#### GIVEN INSTRUCTION
All entries must be repeated exactly; do not include the pictures.

#### LISTED ENTRIES
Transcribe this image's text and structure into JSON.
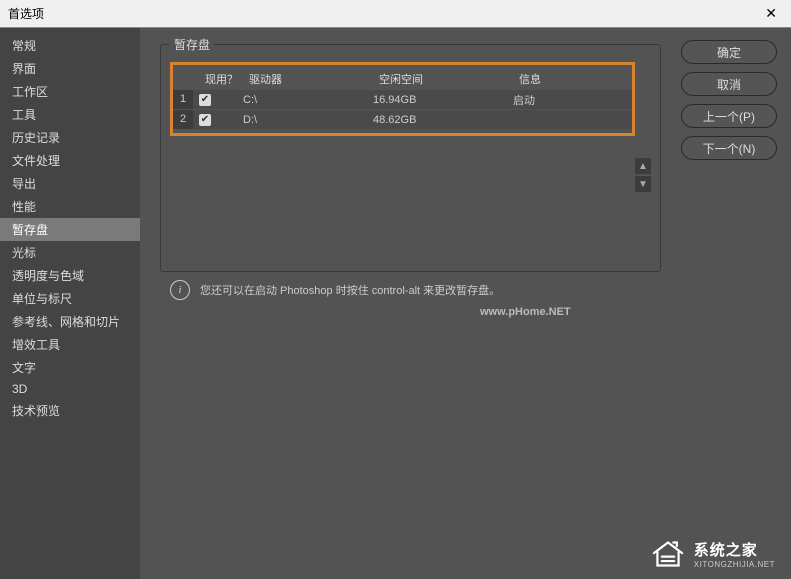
{
  "window": {
    "title": "首选项"
  },
  "sidebar": {
    "items": [
      "常规",
      "界面",
      "工作区",
      "工具",
      "历史记录",
      "文件处理",
      "导出",
      "性能",
      "暂存盘",
      "光标",
      "透明度与色域",
      "单位与标尺",
      "参考线、网格和切片",
      "增效工具",
      "文字",
      "3D",
      "技术预览"
    ],
    "selected_index": 8
  },
  "panel": {
    "title": "暂存盘",
    "columns": {
      "use": "现用？",
      "drive": "驱动器",
      "free": "空闲空间",
      "info": "信息"
    },
    "rows": [
      {
        "idx": "1",
        "checked": true,
        "drive": "C:\\",
        "free": "16.94GB",
        "info": "启动"
      },
      {
        "idx": "2",
        "checked": true,
        "drive": "D:\\",
        "free": "48.62GB",
        "info": ""
      }
    ],
    "hint": "您还可以在启动 Photoshop 时按住 control-alt 来更改暂存盘。"
  },
  "buttons": {
    "ok": "确定",
    "cancel": "取消",
    "prev": "上一个(P)",
    "next": "下一个(N)"
  },
  "watermark": {
    "text": "www.pHome.NET",
    "brand": "系统之家",
    "url": "XITONGZHIJIA.NET"
  }
}
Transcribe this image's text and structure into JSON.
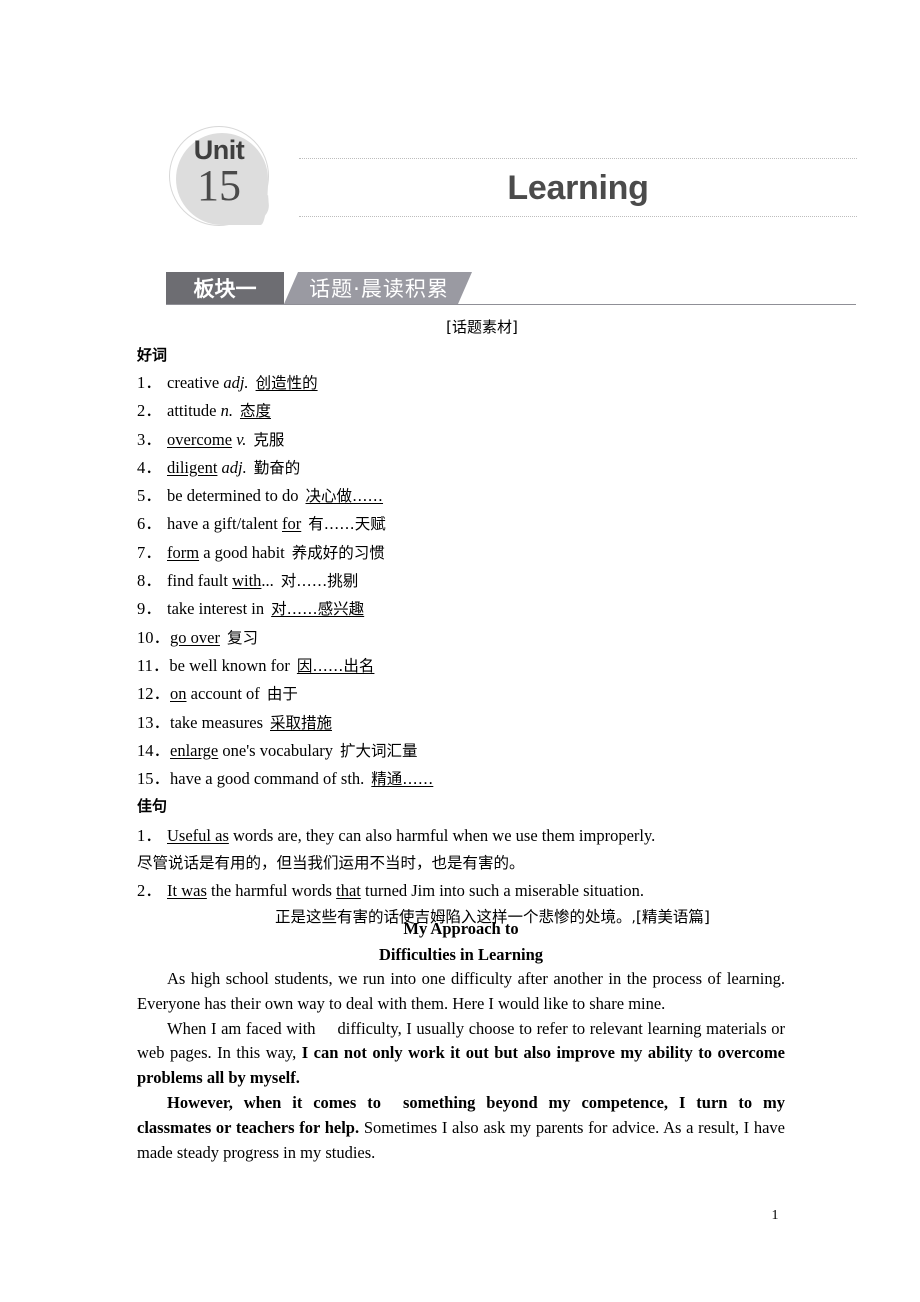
{
  "header": {
    "unit_word": "Unit",
    "unit_number": "15",
    "title": "Learning"
  },
  "banner": {
    "dark_label": "板块一",
    "light_label": "话题·晨读积累"
  },
  "material_label": "[话题素材]",
  "good_words": {
    "heading": "好词",
    "items": [
      {
        "num": "1．",
        "en_pre": "creative ",
        "pos": "adj.",
        "en_post": "",
        "cn": "创造性的",
        "underline": "cn"
      },
      {
        "num": "2．",
        "en_pre": "attitude ",
        "pos": "n.",
        "en_post": "",
        "cn": "态度",
        "underline": "cn"
      },
      {
        "num": "3．",
        "en_pre": "overcome",
        "pos": "v.",
        "en_post": "",
        "cn": "克服",
        "underline": "en-word"
      },
      {
        "num": "4．",
        "en_pre": "diligent",
        "pos": "adj.",
        "en_post": "",
        "cn": "勤奋的",
        "underline": "en-word"
      },
      {
        "num": "5．",
        "en_plain": "be determined to do",
        "cn": "决心做……",
        "underline": "cn"
      },
      {
        "num": "6．",
        "en_before": "have a gift/talent ",
        "en_under": "for",
        "en_after": "",
        "cn": "有……天赋",
        "underline": "en-part"
      },
      {
        "num": "7．",
        "en_before": "",
        "en_under": "form",
        "en_after": " a good habit",
        "cn": "养成好的习惯",
        "underline": "en-part"
      },
      {
        "num": "8．",
        "en_before": "find fault ",
        "en_under": "with",
        "en_after": "...",
        "cn": "对……挑剔",
        "underline": "en-part"
      },
      {
        "num": "9．",
        "en_plain": "take interest in",
        "cn": "对……感兴趣",
        "underline": "cn"
      },
      {
        "num": "10．",
        "en_before": "",
        "en_under": "go over",
        "en_after": "",
        "cn": "复习",
        "underline": "en-part"
      },
      {
        "num": "11．",
        "en_plain": "be well known for",
        "cn": "因……出名",
        "underline": "cn"
      },
      {
        "num": "12．",
        "en_before": "",
        "en_under": "on",
        "en_after": " account of",
        "cn": "由于",
        "underline": "en-part"
      },
      {
        "num": "13．",
        "en_plain": "take measures",
        "cn": "采取措施",
        "underline": "cn"
      },
      {
        "num": "14．",
        "en_before": "",
        "en_under": "enlarge",
        "en_after": " one's vocabulary",
        "cn": "扩大词汇量",
        "underline": "en-part"
      },
      {
        "num": "15．",
        "en_plain": "have a good command of sth.",
        "cn": "精通……",
        "underline": "cn"
      }
    ]
  },
  "good_sentences": {
    "heading": "佳句",
    "items": [
      {
        "num": "1．",
        "en_under": "Useful as",
        "en_rest": " words are, they can also harmful when we use them improperly.",
        "cn": "尽管说话是有用的，但当我们运用不当时，也是有害的。",
        "cn_indent": false,
        "tag": ""
      },
      {
        "num": "2．",
        "en_under": "It was",
        "en_mid": " the harmful words ",
        "en_under2": "that",
        "en_rest": " turned Jim into such a miserable situation.",
        "cn": "正是这些有害的话使吉姆陷入这样一个悲惨的处境。",
        "cn_indent": true,
        "tag_comma": ",",
        "tag": "[精美语篇]"
      }
    ]
  },
  "essay": {
    "title_line1": "My Approach to",
    "title_line2": "Difficulties in Learning",
    "paragraphs": [
      {
        "parts": [
          {
            "text": "As high school students, we run into one difficulty after another in the process of learning. Everyone has their own way to deal with them. Here I would like to share mine.",
            "bold": false
          }
        ]
      },
      {
        "parts": [
          {
            "text": "When I am faced with",
            "bold": false
          },
          {
            "blank": true
          },
          {
            "text": "difficulty, I usually choose to refer to relevant learning materials or web pages. In this way, ",
            "bold": false
          },
          {
            "text": "I can not only work it out but also improve my ability to overcome problems all by myself.",
            "bold": true
          }
        ]
      },
      {
        "parts": [
          {
            "text": "However, when it comes to",
            "bold": true
          },
          {
            "blank": true
          },
          {
            "text": "something beyond my competence, I turn to my classmates or teachers for help.",
            "bold": true
          },
          {
            "text": " Sometimes I also ask my parents for advice. As a result, I have made steady progress in my studies.",
            "bold": false
          }
        ]
      }
    ]
  },
  "page_number": "1",
  "colors": {
    "banner_dark": "#6d6d72",
    "banner_light": "#9a9aa2",
    "title_gray": "#4b4b4b",
    "badge_gray": "#dddddd"
  }
}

#### TASK SOLUTION
Transcribe this image's text and structure into JSON.
{
  "window": {
    "title": "首选项"
  },
  "sidebar": {
    "items": [
      "常规",
      "界面",
      "工作区",
      "工具",
      "历史记录",
      "文件处理",
      "导出",
      "性能",
      "暂存盘",
      "光标",
      "透明度与色域",
      "单位与标尺",
      "参考线、网格和切片",
      "增效工具",
      "文字",
      "3D",
      "技术预览"
    ],
    "selected_index": 8
  },
  "panel": {
    "title": "暂存盘",
    "columns": {
      "use": "现用？",
      "drive": "驱动器",
      "free": "空闲空间",
      "info": "信息"
    },
    "rows": [
      {
        "idx": "1",
        "checked": true,
        "drive": "C:\\",
        "free": "16.94GB",
        "info": "启动"
      },
      {
        "idx": "2",
        "checked": true,
        "drive": "D:\\",
        "free": "48.62GB",
        "info": ""
      }
    ],
    "hint": "您还可以在启动 Photoshop 时按住 control-alt 来更改暂存盘。"
  },
  "buttons": {
    "ok": "确定",
    "cancel": "取消",
    "prev": "上一个(P)",
    "next": "下一个(N)"
  },
  "watermark": {
    "text": "www.pHome.NET",
    "brand": "系统之家",
    "url": "XITONGZHIJIA.NET"
  }
}
Transcribe this image's text and structure into JSON.
{
  "header": {
    "unit_word": "Unit",
    "unit_number": "15",
    "title": "Learning"
  },
  "banner": {
    "dark_label": "板块一",
    "light_label": "话题·晨读积累"
  },
  "material_label": "[话题素材]",
  "good_words": {
    "heading": "好词",
    "items": [
      {
        "num": "1．",
        "en_pre": "creative ",
        "pos": "adj.",
        "en_post": "",
        "cn": "创造性的",
        "underline": "cn"
      },
      {
        "num": "2．",
        "en_pre": "attitude ",
        "pos": "n.",
        "en_post": "",
        "cn": "态度",
        "underline": "cn"
      },
      {
        "num": "3．",
        "en_pre": "overcome",
        "pos": "v.",
        "en_post": "",
        "cn": "克服",
        "underline": "en-word"
      },
      {
        "num": "4．",
        "en_pre": "diligent",
        "pos": "adj.",
        "en_post": "",
        "cn": "勤奋的",
        "underline": "en-word"
      },
      {
        "num": "5．",
        "en_plain": "be determined to do",
        "cn": "决心做……",
        "underline": "cn"
      },
      {
        "num": "6．",
        "en_before": "have a gift/talent ",
        "en_under": "for",
        "en_after": "",
        "cn": "有……天赋",
        "underline": "en-part"
      },
      {
        "num": "7．",
        "en_before": "",
        "en_under": "form",
        "en_after": " a good habit",
        "cn": "养成好的习惯",
        "underline": "en-part"
      },
      {
        "num": "8．",
        "en_before": "find fault ",
        "en_under": "with",
        "en_after": "...",
        "cn": "对……挑剔",
        "underline": "en-part"
      },
      {
        "num": "9．",
        "en_plain": "take interest in",
        "cn": "对……感兴趣",
        "underline": "cn"
      },
      {
        "num": "10．",
        "en_before": "",
        "en_under": "go over",
        "en_after": "",
        "cn": "复习",
        "underline": "en-part"
      },
      {
        "num": "11．",
        "en_plain": "be well known for",
        "cn": "因……出名",
        "underline": "cn"
      },
      {
        "num": "12．",
        "en_before": "",
        "en_under": "on",
        "en_after": " account of",
        "cn": "由于",
        "underline": "en-part"
      },
      {
        "num": "13．",
        "en_plain": "take measures",
        "cn": "采取措施",
        "underline": "cn"
      },
      {
        "num": "14．",
        "en_before": "",
        "en_under": "enlarge",
        "en_after": " one's vocabulary",
        "cn": "扩大词汇量",
        "underline": "en-part"
      },
      {
        "num": "15．",
        "en_plain": "have a good command of sth.",
        "cn": "精通……",
        "underline": "cn"
      }
    ]
  },
  "good_sentences": {
    "heading": "佳句",
    "items": [
      {
        "num": "1．",
        "en_under": "Useful as",
        "en_rest": " words are, they can also harmful when we use them improperly.",
        "cn": "尽管说话是有用的，但当我们运用不当时，也是有害的。",
        "cn_indent": false,
        "tag": ""
      },
      {
        "num": "2．",
        "en_under": "It was",
        "en_mid": " the harmful words ",
        "en_under2": "that",
        "en_rest": " turned Jim into such a miserable situation.",
        "cn": "正是这些有害的话使吉姆陷入这样一个悲惨的处境。",
        "cn_indent": true,
        "tag_comma": ",",
        "tag": "[精美语篇]"
      }
    ]
  },
  "essay": {
    "title_line1": "My Approach to",
    "title_line2": "Difficulties in Learning",
    "paragraphs": [
      {
        "parts": [
          {
            "text": "As high school students, we run into one difficulty after another in the process of learning. Everyone has their own way to deal with them. Here I would like to share mine.",
            "bold": false
          }
        ]
      },
      {
        "parts": [
          {
            "text": "When I am faced with",
            "bold": false
          },
          {
            "blank": true
          },
          {
            "text": "difficulty, I usually choose to refer to relevant learning materials or web pages. In this way, ",
            "bold": false
          },
          {
            "text": "I can not only work it out but also improve my ability to overcome problems all by myself.",
            "bold": true
          }
        ]
      },
      {
        "parts": [
          {
            "text": "However, when it comes to",
            "bold": true
          },
          {
            "blank": true
          },
          {
            "text": "something beyond my competence, I turn to my classmates or teachers for help.",
            "bold": true
          },
          {
            "text": " Sometimes I also ask my parents for advice. As a result, I have made steady progress in my studies.",
            "bold": false
          }
        ]
      }
    ]
  },
  "page_number": "1",
  "colors": {
    "banner_dark": "#6d6d72",
    "banner_light": "#9a9aa2",
    "title_gray": "#4b4b4b",
    "badge_gray": "#dddddd"
  }
}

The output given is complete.